§ **Required work**
List all lines of the data containing the word "已知函数".
· · ·
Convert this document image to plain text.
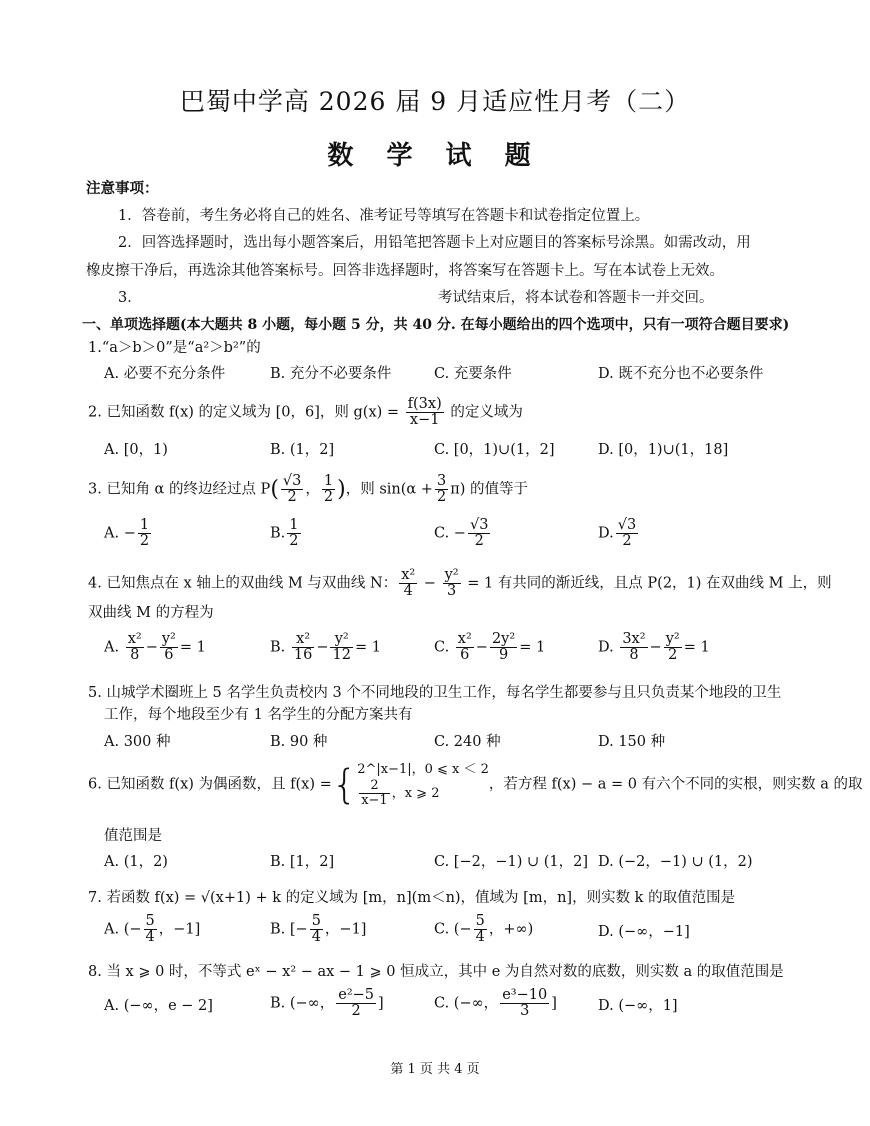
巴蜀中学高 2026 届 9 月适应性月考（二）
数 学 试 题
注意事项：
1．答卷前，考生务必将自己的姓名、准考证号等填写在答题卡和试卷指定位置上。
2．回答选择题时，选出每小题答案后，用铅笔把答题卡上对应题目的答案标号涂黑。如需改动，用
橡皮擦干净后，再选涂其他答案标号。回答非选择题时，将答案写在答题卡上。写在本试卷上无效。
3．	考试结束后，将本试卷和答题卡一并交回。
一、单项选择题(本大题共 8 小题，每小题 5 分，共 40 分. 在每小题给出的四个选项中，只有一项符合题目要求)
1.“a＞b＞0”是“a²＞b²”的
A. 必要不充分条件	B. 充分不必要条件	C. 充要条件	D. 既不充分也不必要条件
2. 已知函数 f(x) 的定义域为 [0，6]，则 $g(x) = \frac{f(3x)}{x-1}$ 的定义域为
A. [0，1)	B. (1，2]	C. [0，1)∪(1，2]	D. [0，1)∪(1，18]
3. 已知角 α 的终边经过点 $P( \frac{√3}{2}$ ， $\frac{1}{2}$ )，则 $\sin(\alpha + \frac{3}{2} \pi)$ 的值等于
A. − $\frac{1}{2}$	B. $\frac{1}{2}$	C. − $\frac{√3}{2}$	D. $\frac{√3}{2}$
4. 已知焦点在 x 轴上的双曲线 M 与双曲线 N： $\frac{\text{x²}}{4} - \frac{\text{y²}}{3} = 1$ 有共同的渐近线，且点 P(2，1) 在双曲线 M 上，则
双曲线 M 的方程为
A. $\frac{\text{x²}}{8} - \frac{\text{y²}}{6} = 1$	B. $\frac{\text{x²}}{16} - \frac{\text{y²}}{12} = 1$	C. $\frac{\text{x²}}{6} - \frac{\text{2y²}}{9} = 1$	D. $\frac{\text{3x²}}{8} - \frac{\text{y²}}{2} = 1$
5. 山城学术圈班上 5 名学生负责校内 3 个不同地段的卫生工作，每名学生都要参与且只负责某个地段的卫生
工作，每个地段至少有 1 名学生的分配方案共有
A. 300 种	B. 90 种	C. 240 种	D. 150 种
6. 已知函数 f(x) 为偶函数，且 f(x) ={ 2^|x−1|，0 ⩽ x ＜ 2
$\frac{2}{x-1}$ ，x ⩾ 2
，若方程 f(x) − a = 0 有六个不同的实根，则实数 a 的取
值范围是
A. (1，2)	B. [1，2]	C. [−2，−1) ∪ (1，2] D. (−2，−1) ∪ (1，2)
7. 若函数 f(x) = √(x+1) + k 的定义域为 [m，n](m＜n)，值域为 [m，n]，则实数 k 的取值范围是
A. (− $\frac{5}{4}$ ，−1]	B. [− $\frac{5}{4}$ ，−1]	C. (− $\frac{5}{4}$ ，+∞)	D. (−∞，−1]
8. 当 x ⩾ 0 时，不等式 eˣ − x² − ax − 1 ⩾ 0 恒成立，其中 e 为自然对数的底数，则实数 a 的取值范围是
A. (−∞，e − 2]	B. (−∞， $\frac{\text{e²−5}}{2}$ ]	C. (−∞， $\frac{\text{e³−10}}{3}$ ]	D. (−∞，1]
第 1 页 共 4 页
· · ·
§ **Final result**
2. 已知函数 f(x) 的定义域为 [0，6]，则 $g(x) = \frac{f(3x)}{x-1}$ 的定义域为
6. 已知函数 f(x) 为偶函数，且 f(x) ={ 2^|x−1|，0 ⩽ x ＜ 2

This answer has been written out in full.